▶ _Entries_
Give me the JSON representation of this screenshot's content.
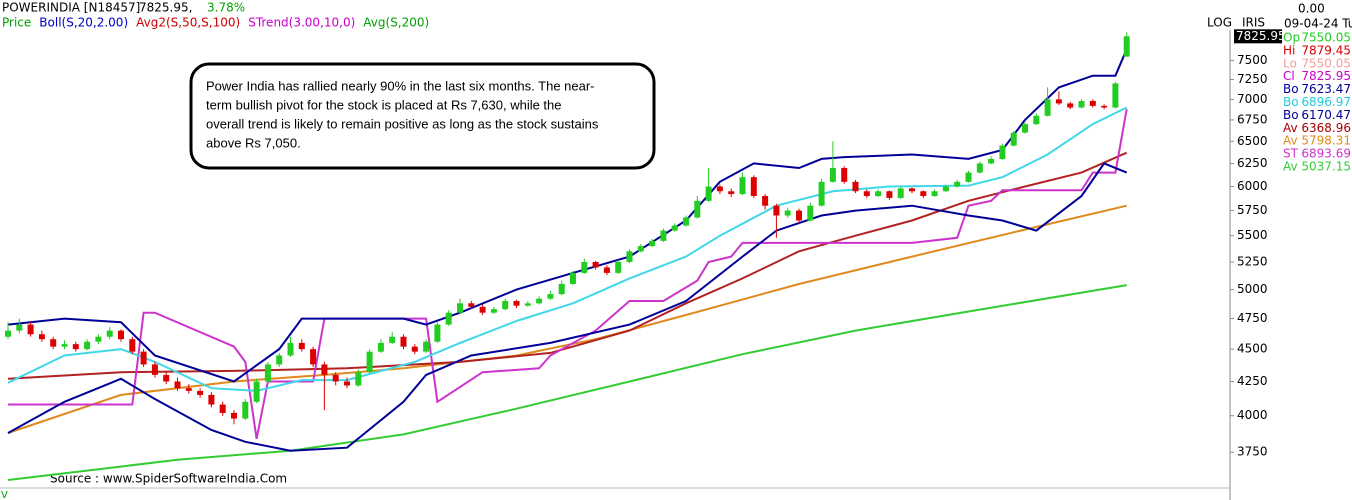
{
  "chart_data": {
    "type": "candlestick",
    "title": "POWERINDIA [N18457]",
    "price": "7825.95,",
    "change": "3.78%",
    "change_color": "#00a000",
    "legend": [
      {
        "text": "Price",
        "color": "#00a000"
      },
      {
        "text": "Boll(S,20,2.00)",
        "color": "#0000cc"
      },
      {
        "text": "Avg2(S,50,S,100)",
        "color": "#cc0000"
      },
      {
        "text": "STrend(3.00,10,0)",
        "color": "#cc00cc"
      },
      {
        "text": "Avg(S,200)",
        "color": "#00a000"
      }
    ],
    "scale_label": "LOG",
    "mode_label": "IRIS",
    "cursor_value": "0.00",
    "date": "09-04-24 Tu",
    "readout": [
      {
        "label": "Op",
        "value": "7550.05",
        "color": "#22cc22"
      },
      {
        "label": "Hi",
        "value": "7879.45",
        "color": "#dd0000"
      },
      {
        "label": "Lo",
        "value": "7550.05",
        "color": "#f0a0a0"
      },
      {
        "label": "Cl",
        "value": "7825.95",
        "color": "#cc00cc"
      },
      {
        "label": "Bo",
        "value": "7623.47",
        "color": "#000099"
      },
      {
        "label": "Bo",
        "value": "6896.97",
        "color": "#22ccdd"
      },
      {
        "label": "Bo",
        "value": "6170.47",
        "color": "#000099"
      },
      {
        "label": "Av",
        "value": "6368.96",
        "color": "#aa0000"
      },
      {
        "label": "Av",
        "value": "5798.31",
        "color": "#e08a1e"
      },
      {
        "label": "ST",
        "value": "6893.69",
        "color": "#cc33cc"
      },
      {
        "label": "Av",
        "value": "5037.15",
        "color": "#33cc33"
      }
    ],
    "annotation": [
      "Power India has rallied nearly 90% in the last six months. The near-",
      "term bullish pivot for the stock is placed at Rs 7,630, while the",
      "overall trend is likely to remain positive as long as the stock sustains",
      "above Rs 7,050."
    ],
    "source": "Source : www.SpiderSoftwareIndia.Com",
    "volume_label": "V",
    "log_scale": true,
    "ylim": [
      3520,
      7900
    ],
    "yticks": [
      3750,
      4000,
      4250,
      4500,
      4750,
      5000,
      5250,
      5500,
      5750,
      6000,
      6250,
      6500,
      6750,
      7000,
      7250,
      7500
    ],
    "up_color": "#22cc22",
    "down_color": "#dd0000",
    "ohlc": [
      [
        4600,
        4720,
        4580,
        4650
      ],
      [
        4650,
        4750,
        4630,
        4700
      ],
      [
        4700,
        4720,
        4600,
        4620
      ],
      [
        4620,
        4650,
        4560,
        4580
      ],
      [
        4580,
        4600,
        4500,
        4520
      ],
      [
        4520,
        4570,
        4500,
        4540
      ],
      [
        4540,
        4560,
        4480,
        4500
      ],
      [
        4500,
        4580,
        4490,
        4560
      ],
      [
        4560,
        4620,
        4540,
        4600
      ],
      [
        4600,
        4680,
        4580,
        4650
      ],
      [
        4650,
        4660,
        4560,
        4580
      ],
      [
        4580,
        4600,
        4460,
        4480
      ],
      [
        4480,
        4500,
        4360,
        4380
      ],
      [
        4380,
        4400,
        4280,
        4300
      ],
      [
        4300,
        4320,
        4230,
        4250
      ],
      [
        4250,
        4280,
        4180,
        4200
      ],
      [
        4200,
        4230,
        4160,
        4180
      ],
      [
        4180,
        4200,
        4130,
        4150
      ],
      [
        4150,
        4170,
        4060,
        4080
      ],
      [
        4080,
        4100,
        4000,
        4020
      ],
      [
        4020,
        4040,
        3940,
        3980
      ],
      [
        3980,
        4120,
        3970,
        4100
      ],
      [
        4100,
        4270,
        4090,
        4250
      ],
      [
        4250,
        4400,
        4240,
        4380
      ],
      [
        4380,
        4470,
        4360,
        4450
      ],
      [
        4450,
        4600,
        4440,
        4550
      ],
      [
        4550,
        4580,
        4480,
        4500
      ],
      [
        4500,
        4520,
        4360,
        4380
      ],
      [
        4380,
        4400,
        4040,
        4300
      ],
      [
        4300,
        4320,
        4220,
        4250
      ],
      [
        4250,
        4280,
        4200,
        4220
      ],
      [
        4220,
        4340,
        4210,
        4320
      ],
      [
        4320,
        4500,
        4310,
        4480
      ],
      [
        4480,
        4580,
        4470,
        4550
      ],
      [
        4550,
        4640,
        4540,
        4600
      ],
      [
        4600,
        4620,
        4500,
        4520
      ],
      [
        4520,
        4540,
        4460,
        4480
      ],
      [
        4480,
        4580,
        4470,
        4560
      ],
      [
        4560,
        4720,
        4550,
        4700
      ],
      [
        4700,
        4820,
        4690,
        4800
      ],
      [
        4800,
        4920,
        4790,
        4880
      ],
      [
        4880,
        4900,
        4830,
        4850
      ],
      [
        4850,
        4870,
        4780,
        4800
      ],
      [
        4800,
        4850,
        4790,
        4830
      ],
      [
        4830,
        4920,
        4820,
        4900
      ],
      [
        4900,
        4910,
        4840,
        4860
      ],
      [
        4860,
        4900,
        4850,
        4880
      ],
      [
        4880,
        4940,
        4870,
        4920
      ],
      [
        4920,
        4990,
        4910,
        4960
      ],
      [
        4960,
        5080,
        4950,
        5050
      ],
      [
        5050,
        5170,
        5040,
        5150
      ],
      [
        5150,
        5280,
        5140,
        5250
      ],
      [
        5250,
        5260,
        5180,
        5200
      ],
      [
        5200,
        5220,
        5130,
        5150
      ],
      [
        5150,
        5270,
        5140,
        5250
      ],
      [
        5250,
        5370,
        5240,
        5350
      ],
      [
        5350,
        5420,
        5340,
        5400
      ],
      [
        5400,
        5470,
        5390,
        5450
      ],
      [
        5450,
        5570,
        5440,
        5550
      ],
      [
        5550,
        5620,
        5540,
        5600
      ],
      [
        5600,
        5700,
        5590,
        5680
      ],
      [
        5680,
        5900,
        5670,
        5850
      ],
      [
        5850,
        6200,
        5840,
        6000
      ],
      [
        6000,
        6020,
        5920,
        5950
      ],
      [
        5950,
        5980,
        5890,
        5920
      ],
      [
        5920,
        6150,
        5910,
        6100
      ],
      [
        6100,
        6120,
        5880,
        5900
      ],
      [
        5900,
        5920,
        5760,
        5800
      ],
      [
        5800,
        5820,
        5480,
        5700
      ],
      [
        5700,
        5780,
        5680,
        5750
      ],
      [
        5750,
        5770,
        5620,
        5650
      ],
      [
        5650,
        5830,
        5640,
        5800
      ],
      [
        5800,
        6080,
        5790,
        6050
      ],
      [
        6050,
        6500,
        6040,
        6200
      ],
      [
        6200,
        6220,
        6030,
        6050
      ],
      [
        6050,
        6070,
        5930,
        5950
      ],
      [
        5950,
        5970,
        5880,
        5900
      ],
      [
        5900,
        5970,
        5890,
        5950
      ],
      [
        5950,
        5960,
        5860,
        5880
      ],
      [
        5880,
        6000,
        5870,
        5980
      ],
      [
        5980,
        5990,
        5930,
        5950
      ],
      [
        5950,
        5960,
        5880,
        5900
      ],
      [
        5900,
        5970,
        5890,
        5950
      ],
      [
        5950,
        6020,
        5940,
        6000
      ],
      [
        6000,
        6070,
        5990,
        6050
      ],
      [
        6050,
        6170,
        6040,
        6150
      ],
      [
        6150,
        6270,
        6140,
        6250
      ],
      [
        6250,
        6330,
        6240,
        6300
      ],
      [
        6300,
        6470,
        6290,
        6450
      ],
      [
        6450,
        6620,
        6440,
        6600
      ],
      [
        6600,
        6720,
        6590,
        6700
      ],
      [
        6700,
        6830,
        6690,
        6800
      ],
      [
        6800,
        7150,
        6790,
        7000
      ],
      [
        7000,
        7100,
        6930,
        6950
      ],
      [
        6950,
        6970,
        6880,
        6900
      ],
      [
        6900,
        7000,
        6890,
        6980
      ],
      [
        6980,
        7000,
        6900,
        6920
      ],
      [
        6920,
        6940,
        6880,
        6900
      ],
      [
        6900,
        7220,
        6890,
        7200
      ],
      [
        7550.05,
        7879.45,
        7550.05,
        7825.95
      ]
    ],
    "lines": [
      {
        "color": "#33cc33",
        "x": [
          0,
          15,
          25,
          35,
          45,
          55,
          65,
          75,
          85,
          99
        ],
        "values": [
          3570,
          3700,
          3760,
          3870,
          4050,
          4250,
          4460,
          4650,
          4810,
          5040
        ]
      },
      {
        "color": "#e08a1e",
        "x": [
          0,
          10,
          20,
          28,
          35,
          45,
          52,
          60,
          70,
          80,
          90,
          99
        ],
        "values": [
          3880,
          4150,
          4250,
          4300,
          4350,
          4450,
          4580,
          4780,
          5050,
          5300,
          5560,
          5800
        ]
      },
      {
        "color": "#b22222",
        "x": [
          0,
          10,
          20,
          30,
          40,
          48,
          55,
          60,
          65,
          70,
          75,
          80,
          85,
          90,
          95,
          99
        ],
        "values": [
          4270,
          4320,
          4330,
          4350,
          4400,
          4470,
          4650,
          4880,
          5100,
          5350,
          5500,
          5650,
          5850,
          6000,
          6150,
          6370
        ]
      },
      {
        "color": "#cc33cc",
        "x": [
          0,
          11,
          12,
          13,
          20,
          21,
          22,
          23,
          27,
          28,
          37,
          38,
          42,
          47,
          48,
          52,
          55,
          58,
          61,
          62,
          64,
          65,
          80,
          84,
          85,
          87,
          88,
          95,
          96,
          98,
          99
        ],
        "values": [
          4080,
          4080,
          4800,
          4800,
          4520,
          4400,
          3840,
          4250,
          4250,
          4750,
          4750,
          4100,
          4320,
          4350,
          4450,
          4650,
          4900,
          4900,
          5080,
          5250,
          5300,
          5430,
          5430,
          5480,
          5800,
          5850,
          5960,
          5960,
          6150,
          6150,
          6880
        ]
      },
      {
        "color": "#40d8e8",
        "x": [
          0,
          5,
          10,
          13,
          18,
          22,
          26,
          30,
          36,
          40,
          45,
          50,
          55,
          60,
          63,
          68,
          73,
          78,
          85,
          88,
          92,
          96,
          99
        ],
        "values": [
          4240,
          4450,
          4500,
          4400,
          4200,
          4180,
          4260,
          4260,
          4400,
          4550,
          4730,
          4880,
          5100,
          5300,
          5500,
          5800,
          5950,
          6000,
          6010,
          6100,
          6350,
          6700,
          6900
        ]
      },
      {
        "color": "#000099",
        "x": [
          0,
          5,
          10,
          13,
          20,
          24,
          26,
          35,
          37,
          40,
          45,
          50,
          55,
          60,
          63,
          66,
          70,
          72,
          74,
          80,
          85,
          88,
          90,
          93,
          96,
          98,
          99
        ],
        "values": [
          4700,
          4750,
          4720,
          4450,
          4250,
          4500,
          4750,
          4750,
          4700,
          4800,
          5000,
          5150,
          5300,
          5650,
          6050,
          6250,
          6200,
          6300,
          6320,
          6350,
          6300,
          6400,
          6750,
          7150,
          7300,
          7300,
          7650
        ]
      },
      {
        "color": "#000099",
        "x": [
          0,
          5,
          10,
          13,
          18,
          21,
          25,
          30,
          35,
          37,
          41,
          48,
          55,
          60,
          65,
          68,
          72,
          75,
          80,
          85,
          88,
          91,
          95,
          97,
          99
        ],
        "values": [
          3880,
          4100,
          4270,
          4120,
          3900,
          3820,
          3760,
          3780,
          4100,
          4300,
          4450,
          4550,
          4700,
          4900,
          5300,
          5550,
          5700,
          5750,
          5800,
          5700,
          5650,
          5550,
          5900,
          6250,
          6150
        ]
      }
    ]
  }
}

▶ _Task details_
Copy each line of the records containing the string "stock".

▶ _Result of the task_
      "term bullish pivot for the stock is placed at Rs 7,630, while the",
      "overall trend is likely to remain positive as long as the stock sustains",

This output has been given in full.